MATERIAL PROVIDED ->
····················
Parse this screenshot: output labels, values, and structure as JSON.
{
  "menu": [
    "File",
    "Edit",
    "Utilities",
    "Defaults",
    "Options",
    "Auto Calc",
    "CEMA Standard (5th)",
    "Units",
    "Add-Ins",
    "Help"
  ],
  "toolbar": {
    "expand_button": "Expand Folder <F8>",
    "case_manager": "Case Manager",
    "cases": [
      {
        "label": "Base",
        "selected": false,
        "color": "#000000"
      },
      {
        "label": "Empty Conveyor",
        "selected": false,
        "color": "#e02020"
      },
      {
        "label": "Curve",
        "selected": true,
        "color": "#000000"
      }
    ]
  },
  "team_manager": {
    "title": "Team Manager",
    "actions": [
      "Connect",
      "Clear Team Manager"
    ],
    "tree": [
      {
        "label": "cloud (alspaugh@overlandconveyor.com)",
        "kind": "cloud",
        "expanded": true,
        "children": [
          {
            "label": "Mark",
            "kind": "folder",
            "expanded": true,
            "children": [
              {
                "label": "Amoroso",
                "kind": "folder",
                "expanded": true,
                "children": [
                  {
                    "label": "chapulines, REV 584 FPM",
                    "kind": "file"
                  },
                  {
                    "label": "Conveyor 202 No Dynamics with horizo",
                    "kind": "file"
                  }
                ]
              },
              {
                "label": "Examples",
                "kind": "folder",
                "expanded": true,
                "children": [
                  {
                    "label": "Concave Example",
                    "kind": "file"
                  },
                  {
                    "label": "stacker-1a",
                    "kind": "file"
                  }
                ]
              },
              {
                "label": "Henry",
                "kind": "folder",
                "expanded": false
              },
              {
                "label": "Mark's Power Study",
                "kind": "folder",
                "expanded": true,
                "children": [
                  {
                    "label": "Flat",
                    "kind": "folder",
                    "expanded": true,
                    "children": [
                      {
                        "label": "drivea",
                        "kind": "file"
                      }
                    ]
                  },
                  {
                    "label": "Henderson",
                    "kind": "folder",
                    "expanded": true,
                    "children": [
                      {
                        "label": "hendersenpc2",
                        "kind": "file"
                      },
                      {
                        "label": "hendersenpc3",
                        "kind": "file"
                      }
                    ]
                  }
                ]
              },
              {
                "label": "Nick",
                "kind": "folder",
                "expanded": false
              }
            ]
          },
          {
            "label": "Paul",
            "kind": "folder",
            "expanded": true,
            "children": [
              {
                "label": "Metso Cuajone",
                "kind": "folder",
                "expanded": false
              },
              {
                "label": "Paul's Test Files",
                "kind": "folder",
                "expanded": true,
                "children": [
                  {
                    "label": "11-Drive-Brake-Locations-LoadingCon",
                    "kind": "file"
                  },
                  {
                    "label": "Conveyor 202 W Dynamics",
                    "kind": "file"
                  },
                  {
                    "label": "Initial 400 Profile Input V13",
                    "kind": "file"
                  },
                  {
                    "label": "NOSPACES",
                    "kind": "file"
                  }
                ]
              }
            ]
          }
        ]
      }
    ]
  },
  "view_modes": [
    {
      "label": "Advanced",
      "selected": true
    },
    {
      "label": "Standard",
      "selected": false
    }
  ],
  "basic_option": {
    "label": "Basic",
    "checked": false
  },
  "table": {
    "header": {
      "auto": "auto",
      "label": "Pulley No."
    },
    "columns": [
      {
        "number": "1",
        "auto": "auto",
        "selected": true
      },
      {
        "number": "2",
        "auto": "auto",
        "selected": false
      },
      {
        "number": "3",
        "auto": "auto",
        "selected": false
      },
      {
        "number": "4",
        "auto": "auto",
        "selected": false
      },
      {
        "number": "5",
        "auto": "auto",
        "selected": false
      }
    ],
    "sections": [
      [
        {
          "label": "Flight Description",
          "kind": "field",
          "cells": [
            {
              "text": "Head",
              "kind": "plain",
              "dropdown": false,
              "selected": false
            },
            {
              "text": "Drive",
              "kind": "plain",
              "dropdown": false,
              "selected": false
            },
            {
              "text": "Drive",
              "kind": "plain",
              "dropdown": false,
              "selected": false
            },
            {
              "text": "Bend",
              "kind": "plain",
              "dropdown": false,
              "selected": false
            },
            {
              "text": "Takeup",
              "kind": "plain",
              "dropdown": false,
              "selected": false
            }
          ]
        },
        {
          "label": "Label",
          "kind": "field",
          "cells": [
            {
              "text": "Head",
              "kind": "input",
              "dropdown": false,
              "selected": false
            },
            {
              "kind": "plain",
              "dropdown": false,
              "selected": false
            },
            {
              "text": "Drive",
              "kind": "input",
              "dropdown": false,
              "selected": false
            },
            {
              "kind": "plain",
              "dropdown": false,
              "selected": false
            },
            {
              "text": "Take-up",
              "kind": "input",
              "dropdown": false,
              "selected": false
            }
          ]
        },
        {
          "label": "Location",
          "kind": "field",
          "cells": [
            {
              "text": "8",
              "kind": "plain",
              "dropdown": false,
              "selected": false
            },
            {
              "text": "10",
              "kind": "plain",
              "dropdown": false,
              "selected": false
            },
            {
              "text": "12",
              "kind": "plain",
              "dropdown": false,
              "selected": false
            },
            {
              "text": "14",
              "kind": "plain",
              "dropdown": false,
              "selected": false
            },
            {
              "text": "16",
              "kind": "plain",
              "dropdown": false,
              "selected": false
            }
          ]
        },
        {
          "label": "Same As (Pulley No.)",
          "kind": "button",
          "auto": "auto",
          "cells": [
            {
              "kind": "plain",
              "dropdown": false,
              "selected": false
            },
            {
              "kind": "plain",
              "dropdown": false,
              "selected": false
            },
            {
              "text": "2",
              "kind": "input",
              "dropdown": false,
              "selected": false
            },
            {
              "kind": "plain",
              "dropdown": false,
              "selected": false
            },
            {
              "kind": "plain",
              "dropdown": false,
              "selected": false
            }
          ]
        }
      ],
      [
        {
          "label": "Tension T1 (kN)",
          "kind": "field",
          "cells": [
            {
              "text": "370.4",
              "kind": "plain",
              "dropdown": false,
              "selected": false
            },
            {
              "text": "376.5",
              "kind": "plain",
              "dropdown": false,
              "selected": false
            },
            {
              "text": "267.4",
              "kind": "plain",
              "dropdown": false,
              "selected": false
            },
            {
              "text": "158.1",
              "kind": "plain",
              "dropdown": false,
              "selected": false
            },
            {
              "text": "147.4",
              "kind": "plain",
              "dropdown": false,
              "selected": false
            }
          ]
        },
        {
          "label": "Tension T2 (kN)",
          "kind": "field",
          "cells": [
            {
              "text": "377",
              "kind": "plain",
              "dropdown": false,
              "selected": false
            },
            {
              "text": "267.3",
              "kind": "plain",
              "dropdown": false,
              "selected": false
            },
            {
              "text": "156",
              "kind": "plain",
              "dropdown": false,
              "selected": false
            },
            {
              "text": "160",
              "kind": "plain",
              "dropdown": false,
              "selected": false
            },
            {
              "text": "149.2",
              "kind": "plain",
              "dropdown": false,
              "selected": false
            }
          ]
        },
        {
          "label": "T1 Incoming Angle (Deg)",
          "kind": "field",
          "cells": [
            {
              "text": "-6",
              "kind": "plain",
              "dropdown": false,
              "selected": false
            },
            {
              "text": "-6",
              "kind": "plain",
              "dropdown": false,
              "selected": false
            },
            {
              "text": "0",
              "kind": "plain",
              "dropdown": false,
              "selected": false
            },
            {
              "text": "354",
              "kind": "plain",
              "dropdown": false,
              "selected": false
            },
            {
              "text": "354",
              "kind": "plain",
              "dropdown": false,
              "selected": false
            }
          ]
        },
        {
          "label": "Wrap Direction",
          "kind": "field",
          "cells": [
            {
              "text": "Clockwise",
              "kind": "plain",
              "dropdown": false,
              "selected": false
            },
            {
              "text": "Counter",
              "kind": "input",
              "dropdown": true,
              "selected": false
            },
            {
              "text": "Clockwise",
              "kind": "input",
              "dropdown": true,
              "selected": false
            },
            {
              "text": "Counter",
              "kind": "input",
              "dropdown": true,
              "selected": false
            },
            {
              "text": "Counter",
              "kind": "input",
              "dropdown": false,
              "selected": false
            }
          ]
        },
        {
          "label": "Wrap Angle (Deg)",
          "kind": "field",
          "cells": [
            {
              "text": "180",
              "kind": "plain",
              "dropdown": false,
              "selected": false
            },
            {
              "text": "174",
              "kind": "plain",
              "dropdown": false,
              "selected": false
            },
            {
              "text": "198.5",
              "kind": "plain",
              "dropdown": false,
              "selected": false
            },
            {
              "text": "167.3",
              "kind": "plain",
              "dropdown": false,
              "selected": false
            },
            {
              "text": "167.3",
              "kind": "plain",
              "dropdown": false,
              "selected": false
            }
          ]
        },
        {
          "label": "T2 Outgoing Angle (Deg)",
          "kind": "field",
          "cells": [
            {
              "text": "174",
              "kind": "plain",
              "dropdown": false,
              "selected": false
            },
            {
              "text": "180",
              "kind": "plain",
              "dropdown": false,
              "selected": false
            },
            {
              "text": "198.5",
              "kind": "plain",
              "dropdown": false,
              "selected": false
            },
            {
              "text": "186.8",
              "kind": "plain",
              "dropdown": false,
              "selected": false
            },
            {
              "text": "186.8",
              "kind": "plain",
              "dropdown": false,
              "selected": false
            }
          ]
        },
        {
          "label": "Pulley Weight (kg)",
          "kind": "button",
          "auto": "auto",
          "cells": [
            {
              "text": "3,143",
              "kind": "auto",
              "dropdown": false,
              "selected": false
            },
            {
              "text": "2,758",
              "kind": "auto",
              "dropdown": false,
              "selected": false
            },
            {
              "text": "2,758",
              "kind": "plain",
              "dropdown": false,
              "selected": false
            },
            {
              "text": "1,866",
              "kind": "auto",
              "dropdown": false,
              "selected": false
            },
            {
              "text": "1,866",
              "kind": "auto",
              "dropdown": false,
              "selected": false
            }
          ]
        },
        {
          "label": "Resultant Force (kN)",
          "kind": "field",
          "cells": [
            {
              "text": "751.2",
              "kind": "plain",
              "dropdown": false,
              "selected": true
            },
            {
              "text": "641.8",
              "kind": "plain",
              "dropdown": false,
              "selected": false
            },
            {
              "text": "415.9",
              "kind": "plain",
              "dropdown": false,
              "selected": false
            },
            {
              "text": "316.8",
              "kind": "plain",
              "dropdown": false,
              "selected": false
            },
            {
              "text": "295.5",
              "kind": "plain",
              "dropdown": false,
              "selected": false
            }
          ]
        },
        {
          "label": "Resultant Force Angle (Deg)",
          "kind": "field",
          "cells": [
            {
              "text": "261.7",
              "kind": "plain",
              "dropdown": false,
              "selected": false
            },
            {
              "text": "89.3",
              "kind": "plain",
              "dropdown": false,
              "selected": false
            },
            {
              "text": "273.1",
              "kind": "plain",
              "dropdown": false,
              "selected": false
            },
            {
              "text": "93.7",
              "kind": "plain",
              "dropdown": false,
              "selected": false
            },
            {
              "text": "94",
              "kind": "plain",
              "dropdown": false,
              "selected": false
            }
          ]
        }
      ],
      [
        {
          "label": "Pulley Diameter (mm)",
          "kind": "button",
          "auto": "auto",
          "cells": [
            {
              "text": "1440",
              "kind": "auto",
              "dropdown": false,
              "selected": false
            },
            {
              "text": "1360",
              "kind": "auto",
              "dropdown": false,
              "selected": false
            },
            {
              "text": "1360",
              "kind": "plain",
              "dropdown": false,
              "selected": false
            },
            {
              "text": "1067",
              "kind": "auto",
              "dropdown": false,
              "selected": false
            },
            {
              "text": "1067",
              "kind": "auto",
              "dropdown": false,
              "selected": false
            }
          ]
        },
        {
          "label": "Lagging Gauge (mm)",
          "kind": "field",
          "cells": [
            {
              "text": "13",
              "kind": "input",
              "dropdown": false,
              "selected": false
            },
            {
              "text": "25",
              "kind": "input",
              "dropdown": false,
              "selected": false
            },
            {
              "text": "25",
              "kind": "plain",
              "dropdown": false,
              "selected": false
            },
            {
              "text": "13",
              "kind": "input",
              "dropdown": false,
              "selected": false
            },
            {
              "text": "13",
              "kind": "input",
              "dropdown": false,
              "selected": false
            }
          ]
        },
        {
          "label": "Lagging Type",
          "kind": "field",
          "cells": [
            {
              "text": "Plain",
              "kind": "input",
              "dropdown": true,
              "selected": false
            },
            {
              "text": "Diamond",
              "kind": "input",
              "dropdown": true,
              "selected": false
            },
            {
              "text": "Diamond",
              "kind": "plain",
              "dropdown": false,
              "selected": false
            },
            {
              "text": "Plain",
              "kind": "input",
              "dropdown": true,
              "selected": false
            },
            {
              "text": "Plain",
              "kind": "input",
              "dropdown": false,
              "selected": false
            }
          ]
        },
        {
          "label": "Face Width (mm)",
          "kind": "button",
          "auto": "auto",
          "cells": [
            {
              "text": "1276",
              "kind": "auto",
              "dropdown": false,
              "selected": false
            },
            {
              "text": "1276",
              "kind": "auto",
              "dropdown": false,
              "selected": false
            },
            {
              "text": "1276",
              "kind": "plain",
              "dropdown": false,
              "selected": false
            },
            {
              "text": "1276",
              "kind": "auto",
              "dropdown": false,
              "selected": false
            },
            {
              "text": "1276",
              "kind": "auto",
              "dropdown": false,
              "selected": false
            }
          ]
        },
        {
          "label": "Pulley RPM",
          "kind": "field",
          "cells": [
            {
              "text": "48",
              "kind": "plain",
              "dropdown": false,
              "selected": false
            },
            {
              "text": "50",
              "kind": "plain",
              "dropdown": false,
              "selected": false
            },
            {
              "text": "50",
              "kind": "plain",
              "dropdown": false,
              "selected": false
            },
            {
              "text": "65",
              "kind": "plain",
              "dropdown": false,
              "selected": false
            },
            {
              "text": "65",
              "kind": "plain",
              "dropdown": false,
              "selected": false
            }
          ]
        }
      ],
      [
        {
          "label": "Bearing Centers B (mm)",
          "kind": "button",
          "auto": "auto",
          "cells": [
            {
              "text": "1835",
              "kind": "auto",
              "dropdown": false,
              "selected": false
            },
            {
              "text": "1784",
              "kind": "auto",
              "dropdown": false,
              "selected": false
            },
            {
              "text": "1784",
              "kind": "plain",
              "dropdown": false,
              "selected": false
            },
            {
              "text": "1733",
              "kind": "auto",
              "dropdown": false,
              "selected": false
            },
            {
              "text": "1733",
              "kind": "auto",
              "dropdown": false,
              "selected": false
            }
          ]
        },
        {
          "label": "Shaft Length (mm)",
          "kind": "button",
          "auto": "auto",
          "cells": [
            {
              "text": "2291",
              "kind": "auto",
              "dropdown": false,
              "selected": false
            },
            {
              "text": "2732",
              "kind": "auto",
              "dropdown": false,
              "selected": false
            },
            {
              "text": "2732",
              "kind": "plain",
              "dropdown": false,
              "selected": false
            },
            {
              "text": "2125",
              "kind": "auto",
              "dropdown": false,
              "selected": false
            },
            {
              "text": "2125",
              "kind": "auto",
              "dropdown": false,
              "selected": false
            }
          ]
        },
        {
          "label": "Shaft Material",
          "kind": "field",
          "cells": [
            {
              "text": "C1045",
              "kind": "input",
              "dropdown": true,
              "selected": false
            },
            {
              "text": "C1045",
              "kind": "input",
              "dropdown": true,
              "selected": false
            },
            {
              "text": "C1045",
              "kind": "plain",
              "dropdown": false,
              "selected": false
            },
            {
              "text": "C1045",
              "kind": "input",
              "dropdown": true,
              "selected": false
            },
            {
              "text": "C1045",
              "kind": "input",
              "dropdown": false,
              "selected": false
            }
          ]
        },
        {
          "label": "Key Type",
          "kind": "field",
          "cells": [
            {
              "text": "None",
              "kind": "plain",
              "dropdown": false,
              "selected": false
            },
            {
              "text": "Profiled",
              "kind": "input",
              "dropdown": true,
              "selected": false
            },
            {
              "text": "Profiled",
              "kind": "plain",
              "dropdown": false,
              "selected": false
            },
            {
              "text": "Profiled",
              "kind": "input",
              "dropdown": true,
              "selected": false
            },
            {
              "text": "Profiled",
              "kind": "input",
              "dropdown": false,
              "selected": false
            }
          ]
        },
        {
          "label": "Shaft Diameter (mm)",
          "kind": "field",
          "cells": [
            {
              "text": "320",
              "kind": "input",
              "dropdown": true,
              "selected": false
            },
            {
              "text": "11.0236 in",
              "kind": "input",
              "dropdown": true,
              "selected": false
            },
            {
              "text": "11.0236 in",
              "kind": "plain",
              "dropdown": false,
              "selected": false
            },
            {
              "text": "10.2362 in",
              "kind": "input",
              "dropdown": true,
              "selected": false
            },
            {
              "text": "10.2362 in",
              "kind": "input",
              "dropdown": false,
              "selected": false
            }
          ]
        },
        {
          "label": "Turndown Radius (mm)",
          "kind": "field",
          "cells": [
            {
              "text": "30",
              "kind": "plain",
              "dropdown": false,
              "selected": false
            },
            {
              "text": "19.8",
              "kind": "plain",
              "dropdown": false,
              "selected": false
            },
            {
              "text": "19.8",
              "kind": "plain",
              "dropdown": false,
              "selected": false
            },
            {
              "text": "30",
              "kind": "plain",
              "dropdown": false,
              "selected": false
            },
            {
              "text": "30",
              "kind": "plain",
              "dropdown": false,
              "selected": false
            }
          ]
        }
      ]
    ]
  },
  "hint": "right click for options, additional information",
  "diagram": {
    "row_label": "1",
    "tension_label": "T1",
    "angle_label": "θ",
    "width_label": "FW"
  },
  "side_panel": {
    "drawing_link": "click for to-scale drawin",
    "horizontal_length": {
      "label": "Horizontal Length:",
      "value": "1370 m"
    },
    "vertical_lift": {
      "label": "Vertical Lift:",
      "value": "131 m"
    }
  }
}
····················
YOUR INSTRUCTIONS -> Gather from the entries above all lines that include the string "Shaft".

RESULT FOR THIS EXERCISE ->
          "label": "Shaft Length (mm)",
          "label": "Shaft Material",
          "label": "Shaft Diameter (mm)",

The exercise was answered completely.